··· Provided records

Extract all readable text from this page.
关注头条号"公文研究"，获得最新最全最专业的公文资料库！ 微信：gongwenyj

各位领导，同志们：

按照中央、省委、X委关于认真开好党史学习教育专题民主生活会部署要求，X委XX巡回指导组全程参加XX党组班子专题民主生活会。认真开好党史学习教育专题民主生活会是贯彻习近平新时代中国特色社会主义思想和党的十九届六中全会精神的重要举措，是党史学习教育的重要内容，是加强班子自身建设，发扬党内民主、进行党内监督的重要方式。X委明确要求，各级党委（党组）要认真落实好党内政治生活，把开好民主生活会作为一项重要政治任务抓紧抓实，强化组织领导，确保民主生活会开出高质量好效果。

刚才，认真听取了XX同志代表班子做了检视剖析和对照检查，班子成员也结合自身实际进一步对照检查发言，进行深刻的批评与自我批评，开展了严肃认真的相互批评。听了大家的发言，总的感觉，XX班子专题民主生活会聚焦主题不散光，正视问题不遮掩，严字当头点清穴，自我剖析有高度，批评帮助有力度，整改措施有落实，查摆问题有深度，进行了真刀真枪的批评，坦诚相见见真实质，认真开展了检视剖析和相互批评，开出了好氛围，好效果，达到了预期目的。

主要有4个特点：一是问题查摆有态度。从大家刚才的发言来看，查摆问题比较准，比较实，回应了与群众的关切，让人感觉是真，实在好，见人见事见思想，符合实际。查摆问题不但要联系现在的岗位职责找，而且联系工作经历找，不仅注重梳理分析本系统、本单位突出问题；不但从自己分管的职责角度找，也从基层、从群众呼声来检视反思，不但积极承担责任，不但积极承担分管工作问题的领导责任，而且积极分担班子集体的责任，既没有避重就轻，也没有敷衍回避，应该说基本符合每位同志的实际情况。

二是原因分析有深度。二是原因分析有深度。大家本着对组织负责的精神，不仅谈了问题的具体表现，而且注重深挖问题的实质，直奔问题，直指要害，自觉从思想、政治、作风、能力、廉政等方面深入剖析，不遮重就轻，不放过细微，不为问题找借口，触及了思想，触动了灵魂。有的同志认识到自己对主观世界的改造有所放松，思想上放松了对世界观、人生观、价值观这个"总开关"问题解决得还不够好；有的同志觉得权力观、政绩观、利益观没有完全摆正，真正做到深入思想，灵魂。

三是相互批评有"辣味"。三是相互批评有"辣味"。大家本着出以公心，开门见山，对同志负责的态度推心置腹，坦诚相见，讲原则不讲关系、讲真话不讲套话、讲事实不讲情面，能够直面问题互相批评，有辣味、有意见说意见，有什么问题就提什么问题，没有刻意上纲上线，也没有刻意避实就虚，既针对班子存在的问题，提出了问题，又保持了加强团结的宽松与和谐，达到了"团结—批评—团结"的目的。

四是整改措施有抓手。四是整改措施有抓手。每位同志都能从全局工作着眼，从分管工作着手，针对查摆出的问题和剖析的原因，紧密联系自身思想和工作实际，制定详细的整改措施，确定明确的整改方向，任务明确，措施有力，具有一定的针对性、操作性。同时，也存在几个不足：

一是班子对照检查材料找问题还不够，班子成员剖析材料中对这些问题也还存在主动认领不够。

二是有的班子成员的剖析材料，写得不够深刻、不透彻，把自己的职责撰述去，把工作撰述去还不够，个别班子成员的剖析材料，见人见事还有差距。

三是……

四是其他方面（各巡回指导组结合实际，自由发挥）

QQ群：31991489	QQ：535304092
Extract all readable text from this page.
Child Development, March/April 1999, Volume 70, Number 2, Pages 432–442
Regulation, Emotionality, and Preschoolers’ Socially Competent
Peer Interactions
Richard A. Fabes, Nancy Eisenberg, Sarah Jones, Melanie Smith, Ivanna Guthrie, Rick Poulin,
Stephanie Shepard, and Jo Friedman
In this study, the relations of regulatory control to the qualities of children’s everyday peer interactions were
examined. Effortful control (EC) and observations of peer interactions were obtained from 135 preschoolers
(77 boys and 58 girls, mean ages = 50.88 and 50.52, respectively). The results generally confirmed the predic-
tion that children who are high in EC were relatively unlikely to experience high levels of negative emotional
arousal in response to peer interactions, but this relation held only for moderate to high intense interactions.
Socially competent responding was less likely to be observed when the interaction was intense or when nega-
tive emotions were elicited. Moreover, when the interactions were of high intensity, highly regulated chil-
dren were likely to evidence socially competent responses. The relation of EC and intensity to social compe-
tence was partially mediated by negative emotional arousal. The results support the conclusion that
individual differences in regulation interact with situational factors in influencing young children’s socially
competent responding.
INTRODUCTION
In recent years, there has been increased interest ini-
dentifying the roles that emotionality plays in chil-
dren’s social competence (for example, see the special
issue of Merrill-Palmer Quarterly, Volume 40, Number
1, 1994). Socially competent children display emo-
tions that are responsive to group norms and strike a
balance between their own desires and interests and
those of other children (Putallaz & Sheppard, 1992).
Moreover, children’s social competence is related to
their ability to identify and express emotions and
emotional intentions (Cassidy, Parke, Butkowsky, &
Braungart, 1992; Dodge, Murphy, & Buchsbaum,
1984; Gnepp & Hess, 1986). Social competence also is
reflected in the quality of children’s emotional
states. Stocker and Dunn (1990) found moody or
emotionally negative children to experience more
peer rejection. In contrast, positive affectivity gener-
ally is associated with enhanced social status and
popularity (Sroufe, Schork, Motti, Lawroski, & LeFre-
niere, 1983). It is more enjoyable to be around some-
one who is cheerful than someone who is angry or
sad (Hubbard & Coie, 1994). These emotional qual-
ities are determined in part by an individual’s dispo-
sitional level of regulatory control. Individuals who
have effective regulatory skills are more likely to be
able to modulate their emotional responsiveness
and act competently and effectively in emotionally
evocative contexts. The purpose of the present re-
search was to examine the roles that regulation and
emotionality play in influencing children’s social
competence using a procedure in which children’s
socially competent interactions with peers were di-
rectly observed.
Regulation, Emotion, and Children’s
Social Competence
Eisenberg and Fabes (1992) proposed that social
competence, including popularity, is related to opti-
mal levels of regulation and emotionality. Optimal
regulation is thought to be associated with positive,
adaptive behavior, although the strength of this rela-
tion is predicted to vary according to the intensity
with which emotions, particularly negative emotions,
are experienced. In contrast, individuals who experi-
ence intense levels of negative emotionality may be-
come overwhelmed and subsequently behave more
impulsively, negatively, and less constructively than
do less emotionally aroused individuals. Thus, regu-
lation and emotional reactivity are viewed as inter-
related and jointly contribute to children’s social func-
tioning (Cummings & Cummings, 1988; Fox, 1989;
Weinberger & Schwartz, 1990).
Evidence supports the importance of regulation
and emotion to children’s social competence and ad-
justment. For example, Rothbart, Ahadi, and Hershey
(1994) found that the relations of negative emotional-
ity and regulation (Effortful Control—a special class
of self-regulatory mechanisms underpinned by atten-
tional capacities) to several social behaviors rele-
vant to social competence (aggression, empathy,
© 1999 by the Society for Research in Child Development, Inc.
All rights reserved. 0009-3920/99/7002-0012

······

Task to complete: Locate the lines above that hold the word "special". Show every one of them.

Solved problem:
dren’s social competence (for example, see the special
ity and regulation (Effortful Control—a special class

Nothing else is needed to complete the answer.